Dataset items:

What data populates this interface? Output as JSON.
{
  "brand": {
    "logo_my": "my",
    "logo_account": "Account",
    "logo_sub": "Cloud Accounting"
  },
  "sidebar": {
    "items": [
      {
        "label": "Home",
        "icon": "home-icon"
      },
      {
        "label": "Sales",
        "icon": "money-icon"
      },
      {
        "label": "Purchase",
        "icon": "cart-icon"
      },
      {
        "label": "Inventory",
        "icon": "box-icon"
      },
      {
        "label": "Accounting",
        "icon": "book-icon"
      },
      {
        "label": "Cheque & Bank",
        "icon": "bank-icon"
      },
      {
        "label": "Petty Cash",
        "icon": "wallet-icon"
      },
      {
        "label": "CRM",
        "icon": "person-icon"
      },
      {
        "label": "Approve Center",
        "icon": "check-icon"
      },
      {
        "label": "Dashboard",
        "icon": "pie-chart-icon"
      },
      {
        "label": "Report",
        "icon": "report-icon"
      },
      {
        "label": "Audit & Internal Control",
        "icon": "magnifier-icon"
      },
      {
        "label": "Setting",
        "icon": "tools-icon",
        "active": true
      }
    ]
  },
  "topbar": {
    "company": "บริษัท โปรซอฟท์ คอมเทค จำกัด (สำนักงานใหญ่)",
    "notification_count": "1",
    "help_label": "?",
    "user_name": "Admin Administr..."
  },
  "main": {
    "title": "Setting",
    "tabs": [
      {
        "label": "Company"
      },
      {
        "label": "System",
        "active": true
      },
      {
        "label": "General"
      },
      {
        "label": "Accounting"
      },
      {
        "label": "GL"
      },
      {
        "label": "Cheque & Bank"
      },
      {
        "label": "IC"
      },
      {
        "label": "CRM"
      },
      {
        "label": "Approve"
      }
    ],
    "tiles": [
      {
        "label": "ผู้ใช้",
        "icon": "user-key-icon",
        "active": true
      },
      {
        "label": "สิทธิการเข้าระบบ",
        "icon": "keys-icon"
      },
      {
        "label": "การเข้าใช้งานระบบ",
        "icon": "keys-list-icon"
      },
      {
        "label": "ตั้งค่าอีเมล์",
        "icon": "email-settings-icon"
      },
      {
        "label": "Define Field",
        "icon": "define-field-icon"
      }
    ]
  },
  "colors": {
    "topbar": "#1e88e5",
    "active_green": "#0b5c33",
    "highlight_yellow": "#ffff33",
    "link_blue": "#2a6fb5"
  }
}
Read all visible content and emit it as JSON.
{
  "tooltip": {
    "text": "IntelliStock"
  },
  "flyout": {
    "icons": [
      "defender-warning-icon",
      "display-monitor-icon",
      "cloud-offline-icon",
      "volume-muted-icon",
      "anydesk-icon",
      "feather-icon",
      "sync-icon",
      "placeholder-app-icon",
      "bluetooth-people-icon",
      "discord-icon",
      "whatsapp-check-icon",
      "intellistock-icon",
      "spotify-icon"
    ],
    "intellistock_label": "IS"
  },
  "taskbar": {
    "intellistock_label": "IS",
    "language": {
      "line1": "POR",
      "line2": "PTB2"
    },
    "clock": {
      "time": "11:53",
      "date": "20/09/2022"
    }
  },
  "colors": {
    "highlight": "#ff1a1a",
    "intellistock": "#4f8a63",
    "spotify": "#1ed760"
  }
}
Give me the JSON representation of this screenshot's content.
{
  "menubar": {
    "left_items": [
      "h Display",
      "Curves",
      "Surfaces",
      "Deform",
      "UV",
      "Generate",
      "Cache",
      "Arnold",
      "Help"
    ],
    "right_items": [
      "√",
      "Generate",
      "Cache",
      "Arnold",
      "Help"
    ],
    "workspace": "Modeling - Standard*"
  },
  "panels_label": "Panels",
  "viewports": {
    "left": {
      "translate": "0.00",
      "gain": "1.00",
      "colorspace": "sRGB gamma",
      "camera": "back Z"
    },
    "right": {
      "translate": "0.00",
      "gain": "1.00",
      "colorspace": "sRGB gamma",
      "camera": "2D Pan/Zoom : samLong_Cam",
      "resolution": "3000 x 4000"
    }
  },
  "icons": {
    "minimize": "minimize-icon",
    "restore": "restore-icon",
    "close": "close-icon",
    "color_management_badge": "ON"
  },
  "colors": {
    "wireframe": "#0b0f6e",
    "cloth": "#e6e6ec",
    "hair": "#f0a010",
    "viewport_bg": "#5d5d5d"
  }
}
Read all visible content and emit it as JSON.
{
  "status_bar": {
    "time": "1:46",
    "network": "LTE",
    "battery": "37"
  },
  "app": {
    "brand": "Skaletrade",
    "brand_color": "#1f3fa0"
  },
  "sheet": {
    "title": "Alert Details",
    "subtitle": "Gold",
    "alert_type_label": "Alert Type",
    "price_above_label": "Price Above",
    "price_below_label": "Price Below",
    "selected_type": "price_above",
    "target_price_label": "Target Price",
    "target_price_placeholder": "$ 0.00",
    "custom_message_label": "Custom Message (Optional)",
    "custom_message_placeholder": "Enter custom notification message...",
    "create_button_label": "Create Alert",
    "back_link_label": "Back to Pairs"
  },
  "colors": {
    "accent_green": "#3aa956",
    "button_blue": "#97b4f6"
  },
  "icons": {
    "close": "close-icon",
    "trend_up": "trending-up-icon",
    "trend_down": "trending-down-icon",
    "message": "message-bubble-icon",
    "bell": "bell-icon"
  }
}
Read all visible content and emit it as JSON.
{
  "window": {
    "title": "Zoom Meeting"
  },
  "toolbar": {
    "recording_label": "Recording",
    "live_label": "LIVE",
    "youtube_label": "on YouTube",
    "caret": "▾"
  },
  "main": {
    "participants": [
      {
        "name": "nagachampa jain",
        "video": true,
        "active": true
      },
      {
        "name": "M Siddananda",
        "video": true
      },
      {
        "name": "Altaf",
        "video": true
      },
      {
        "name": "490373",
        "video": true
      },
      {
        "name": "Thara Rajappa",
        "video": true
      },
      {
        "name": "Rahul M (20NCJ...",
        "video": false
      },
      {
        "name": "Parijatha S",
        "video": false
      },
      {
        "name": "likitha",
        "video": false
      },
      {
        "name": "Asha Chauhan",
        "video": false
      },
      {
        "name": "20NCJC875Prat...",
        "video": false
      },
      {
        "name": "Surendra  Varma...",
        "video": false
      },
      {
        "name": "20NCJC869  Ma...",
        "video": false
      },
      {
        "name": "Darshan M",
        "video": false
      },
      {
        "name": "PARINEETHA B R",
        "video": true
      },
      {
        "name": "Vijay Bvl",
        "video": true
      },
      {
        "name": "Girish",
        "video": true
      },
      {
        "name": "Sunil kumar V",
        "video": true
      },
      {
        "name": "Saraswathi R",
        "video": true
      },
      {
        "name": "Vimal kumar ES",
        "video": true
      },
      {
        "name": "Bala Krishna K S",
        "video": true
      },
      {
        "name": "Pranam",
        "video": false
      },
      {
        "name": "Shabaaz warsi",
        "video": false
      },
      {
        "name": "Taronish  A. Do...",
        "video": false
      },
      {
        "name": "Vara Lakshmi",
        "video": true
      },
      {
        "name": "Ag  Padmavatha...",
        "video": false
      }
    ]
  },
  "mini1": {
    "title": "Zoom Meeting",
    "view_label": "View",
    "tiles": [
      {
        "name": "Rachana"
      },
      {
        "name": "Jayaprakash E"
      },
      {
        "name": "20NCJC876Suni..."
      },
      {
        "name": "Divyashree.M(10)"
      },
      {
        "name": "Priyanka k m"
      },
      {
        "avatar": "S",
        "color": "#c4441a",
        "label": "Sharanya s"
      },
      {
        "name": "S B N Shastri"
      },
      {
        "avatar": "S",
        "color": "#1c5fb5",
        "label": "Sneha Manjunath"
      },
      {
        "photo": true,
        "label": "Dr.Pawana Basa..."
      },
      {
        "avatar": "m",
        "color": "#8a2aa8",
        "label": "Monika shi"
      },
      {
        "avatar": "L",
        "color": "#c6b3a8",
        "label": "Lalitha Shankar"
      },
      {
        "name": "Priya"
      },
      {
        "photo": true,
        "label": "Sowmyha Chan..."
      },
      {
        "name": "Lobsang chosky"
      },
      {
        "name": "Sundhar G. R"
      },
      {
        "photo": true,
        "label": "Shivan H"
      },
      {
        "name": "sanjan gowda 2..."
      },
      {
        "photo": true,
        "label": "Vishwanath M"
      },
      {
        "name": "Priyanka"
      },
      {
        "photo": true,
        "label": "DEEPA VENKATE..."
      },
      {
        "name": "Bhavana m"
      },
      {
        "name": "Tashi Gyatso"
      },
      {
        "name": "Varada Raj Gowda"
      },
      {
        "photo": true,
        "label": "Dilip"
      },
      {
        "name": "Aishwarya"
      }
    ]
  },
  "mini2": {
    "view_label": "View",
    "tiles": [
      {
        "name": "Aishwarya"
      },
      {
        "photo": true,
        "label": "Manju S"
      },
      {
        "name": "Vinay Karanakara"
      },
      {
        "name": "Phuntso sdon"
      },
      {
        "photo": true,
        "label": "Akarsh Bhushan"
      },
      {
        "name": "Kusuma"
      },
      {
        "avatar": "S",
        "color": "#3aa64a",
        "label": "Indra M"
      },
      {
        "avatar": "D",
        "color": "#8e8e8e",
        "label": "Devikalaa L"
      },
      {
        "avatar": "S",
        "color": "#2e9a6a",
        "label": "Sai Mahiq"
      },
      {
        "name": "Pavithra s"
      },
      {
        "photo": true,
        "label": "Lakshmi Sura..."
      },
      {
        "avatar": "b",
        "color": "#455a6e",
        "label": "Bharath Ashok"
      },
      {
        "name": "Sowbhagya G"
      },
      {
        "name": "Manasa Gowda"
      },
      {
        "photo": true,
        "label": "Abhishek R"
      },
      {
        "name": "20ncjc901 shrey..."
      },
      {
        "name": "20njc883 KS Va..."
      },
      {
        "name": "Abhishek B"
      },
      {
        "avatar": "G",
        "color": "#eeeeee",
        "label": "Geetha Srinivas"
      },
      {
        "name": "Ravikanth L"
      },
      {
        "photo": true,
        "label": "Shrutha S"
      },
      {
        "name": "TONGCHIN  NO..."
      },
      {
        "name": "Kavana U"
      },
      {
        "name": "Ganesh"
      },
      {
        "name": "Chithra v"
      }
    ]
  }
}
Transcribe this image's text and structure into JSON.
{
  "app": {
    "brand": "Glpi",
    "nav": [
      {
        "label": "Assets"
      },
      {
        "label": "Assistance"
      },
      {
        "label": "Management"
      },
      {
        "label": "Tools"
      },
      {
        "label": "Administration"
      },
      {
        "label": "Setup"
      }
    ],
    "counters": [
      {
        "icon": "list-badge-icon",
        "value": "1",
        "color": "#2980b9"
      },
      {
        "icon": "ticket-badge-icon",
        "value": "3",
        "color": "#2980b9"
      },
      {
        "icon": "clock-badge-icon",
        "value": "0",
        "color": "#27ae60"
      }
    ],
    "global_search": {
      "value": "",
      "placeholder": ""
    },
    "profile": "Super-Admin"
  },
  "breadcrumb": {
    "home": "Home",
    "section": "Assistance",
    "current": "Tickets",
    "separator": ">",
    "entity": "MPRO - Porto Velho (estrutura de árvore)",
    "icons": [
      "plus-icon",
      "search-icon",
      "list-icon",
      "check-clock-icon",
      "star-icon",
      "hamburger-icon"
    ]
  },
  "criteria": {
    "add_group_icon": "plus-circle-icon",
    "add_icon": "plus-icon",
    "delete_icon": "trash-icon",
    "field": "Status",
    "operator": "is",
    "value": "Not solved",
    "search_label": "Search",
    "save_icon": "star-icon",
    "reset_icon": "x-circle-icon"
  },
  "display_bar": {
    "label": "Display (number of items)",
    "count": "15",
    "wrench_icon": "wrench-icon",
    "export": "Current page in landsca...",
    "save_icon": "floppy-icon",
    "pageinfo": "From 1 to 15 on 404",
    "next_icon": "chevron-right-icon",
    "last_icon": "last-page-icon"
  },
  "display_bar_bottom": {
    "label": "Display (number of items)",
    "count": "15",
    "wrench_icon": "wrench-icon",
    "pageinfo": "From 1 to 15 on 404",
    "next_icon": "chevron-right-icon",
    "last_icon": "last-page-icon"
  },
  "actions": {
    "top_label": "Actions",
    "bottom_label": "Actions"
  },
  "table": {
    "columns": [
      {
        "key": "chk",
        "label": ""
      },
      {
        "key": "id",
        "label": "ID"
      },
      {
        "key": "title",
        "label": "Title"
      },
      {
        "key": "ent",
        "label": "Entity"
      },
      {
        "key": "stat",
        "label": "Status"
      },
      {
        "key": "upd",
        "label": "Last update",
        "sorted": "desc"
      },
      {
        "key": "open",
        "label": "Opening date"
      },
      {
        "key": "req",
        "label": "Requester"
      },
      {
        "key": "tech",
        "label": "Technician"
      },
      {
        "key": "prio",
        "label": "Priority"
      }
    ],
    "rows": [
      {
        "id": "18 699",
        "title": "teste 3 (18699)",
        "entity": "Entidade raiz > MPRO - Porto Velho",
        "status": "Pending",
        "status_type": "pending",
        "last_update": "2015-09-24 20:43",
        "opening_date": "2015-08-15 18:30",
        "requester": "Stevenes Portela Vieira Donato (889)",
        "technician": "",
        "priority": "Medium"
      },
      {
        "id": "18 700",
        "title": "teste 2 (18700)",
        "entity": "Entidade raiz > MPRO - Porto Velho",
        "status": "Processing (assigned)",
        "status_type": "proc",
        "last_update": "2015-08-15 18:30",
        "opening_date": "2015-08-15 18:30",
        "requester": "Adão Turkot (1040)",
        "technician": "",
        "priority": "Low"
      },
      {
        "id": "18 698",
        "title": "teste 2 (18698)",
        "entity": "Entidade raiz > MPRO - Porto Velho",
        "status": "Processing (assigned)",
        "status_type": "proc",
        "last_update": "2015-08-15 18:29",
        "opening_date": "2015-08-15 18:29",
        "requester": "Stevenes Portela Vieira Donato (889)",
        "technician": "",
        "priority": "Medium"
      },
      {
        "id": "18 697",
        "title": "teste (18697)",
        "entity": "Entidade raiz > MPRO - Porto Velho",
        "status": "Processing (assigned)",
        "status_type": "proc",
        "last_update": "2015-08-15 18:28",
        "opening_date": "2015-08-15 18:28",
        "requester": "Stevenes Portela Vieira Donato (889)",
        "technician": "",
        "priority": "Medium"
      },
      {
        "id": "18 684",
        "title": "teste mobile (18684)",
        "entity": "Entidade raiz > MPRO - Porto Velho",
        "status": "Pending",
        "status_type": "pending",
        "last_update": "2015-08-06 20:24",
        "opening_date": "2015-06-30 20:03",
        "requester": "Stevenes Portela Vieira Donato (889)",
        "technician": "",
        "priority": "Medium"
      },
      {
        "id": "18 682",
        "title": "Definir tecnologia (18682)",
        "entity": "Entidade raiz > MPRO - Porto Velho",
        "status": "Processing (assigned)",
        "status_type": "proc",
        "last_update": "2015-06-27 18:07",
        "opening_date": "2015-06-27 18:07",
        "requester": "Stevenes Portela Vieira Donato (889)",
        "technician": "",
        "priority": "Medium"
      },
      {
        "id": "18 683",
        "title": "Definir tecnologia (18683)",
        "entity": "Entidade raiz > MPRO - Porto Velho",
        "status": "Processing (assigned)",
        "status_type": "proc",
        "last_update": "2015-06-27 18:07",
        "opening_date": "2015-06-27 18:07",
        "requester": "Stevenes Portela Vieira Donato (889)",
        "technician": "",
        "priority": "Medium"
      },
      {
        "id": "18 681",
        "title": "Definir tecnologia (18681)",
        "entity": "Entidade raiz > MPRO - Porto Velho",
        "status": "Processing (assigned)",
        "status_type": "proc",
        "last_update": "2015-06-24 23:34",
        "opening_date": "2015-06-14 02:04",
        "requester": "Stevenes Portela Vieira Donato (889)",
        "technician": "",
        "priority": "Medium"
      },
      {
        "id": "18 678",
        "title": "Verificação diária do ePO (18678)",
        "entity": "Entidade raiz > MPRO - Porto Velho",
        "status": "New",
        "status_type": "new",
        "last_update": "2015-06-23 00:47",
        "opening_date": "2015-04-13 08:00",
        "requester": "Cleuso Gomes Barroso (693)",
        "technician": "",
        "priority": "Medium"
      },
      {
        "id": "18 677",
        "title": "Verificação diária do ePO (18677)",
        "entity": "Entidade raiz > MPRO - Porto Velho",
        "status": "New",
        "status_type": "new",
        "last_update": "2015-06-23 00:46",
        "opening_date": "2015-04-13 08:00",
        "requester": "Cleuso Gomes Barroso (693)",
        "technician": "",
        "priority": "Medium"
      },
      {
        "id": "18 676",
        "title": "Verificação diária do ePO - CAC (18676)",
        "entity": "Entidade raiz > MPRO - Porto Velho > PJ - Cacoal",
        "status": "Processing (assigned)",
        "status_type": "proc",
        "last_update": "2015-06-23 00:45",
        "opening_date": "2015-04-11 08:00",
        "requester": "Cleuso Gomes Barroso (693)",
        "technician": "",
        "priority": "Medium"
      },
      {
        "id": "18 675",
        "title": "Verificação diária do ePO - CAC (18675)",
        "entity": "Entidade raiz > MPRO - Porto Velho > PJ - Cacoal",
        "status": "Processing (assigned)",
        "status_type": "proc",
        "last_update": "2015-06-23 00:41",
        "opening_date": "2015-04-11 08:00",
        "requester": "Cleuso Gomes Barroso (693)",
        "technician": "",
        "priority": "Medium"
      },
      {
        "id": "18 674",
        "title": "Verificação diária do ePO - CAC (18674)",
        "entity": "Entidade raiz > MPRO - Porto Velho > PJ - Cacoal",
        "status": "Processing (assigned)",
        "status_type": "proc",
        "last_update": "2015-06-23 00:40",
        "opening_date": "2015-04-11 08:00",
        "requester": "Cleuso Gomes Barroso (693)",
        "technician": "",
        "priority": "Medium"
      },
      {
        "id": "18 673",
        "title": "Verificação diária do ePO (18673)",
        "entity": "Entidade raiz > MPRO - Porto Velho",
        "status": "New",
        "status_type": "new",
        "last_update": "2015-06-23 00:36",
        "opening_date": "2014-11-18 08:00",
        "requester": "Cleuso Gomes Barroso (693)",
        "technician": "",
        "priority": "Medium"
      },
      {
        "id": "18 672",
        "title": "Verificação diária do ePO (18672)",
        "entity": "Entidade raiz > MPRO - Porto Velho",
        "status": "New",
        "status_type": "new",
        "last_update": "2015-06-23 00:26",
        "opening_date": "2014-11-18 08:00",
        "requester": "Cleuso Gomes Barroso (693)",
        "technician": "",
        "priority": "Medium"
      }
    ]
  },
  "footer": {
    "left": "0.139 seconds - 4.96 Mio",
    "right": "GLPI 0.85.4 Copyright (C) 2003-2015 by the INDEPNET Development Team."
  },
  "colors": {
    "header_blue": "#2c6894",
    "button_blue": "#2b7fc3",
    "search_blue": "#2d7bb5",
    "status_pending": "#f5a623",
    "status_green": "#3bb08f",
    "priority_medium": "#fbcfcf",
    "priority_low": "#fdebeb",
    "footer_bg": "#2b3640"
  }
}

# [WHAT TO DO]
Only a number is wanted: how many lines above include "tecnologia"?

# [SOLVED PROBLEM]
3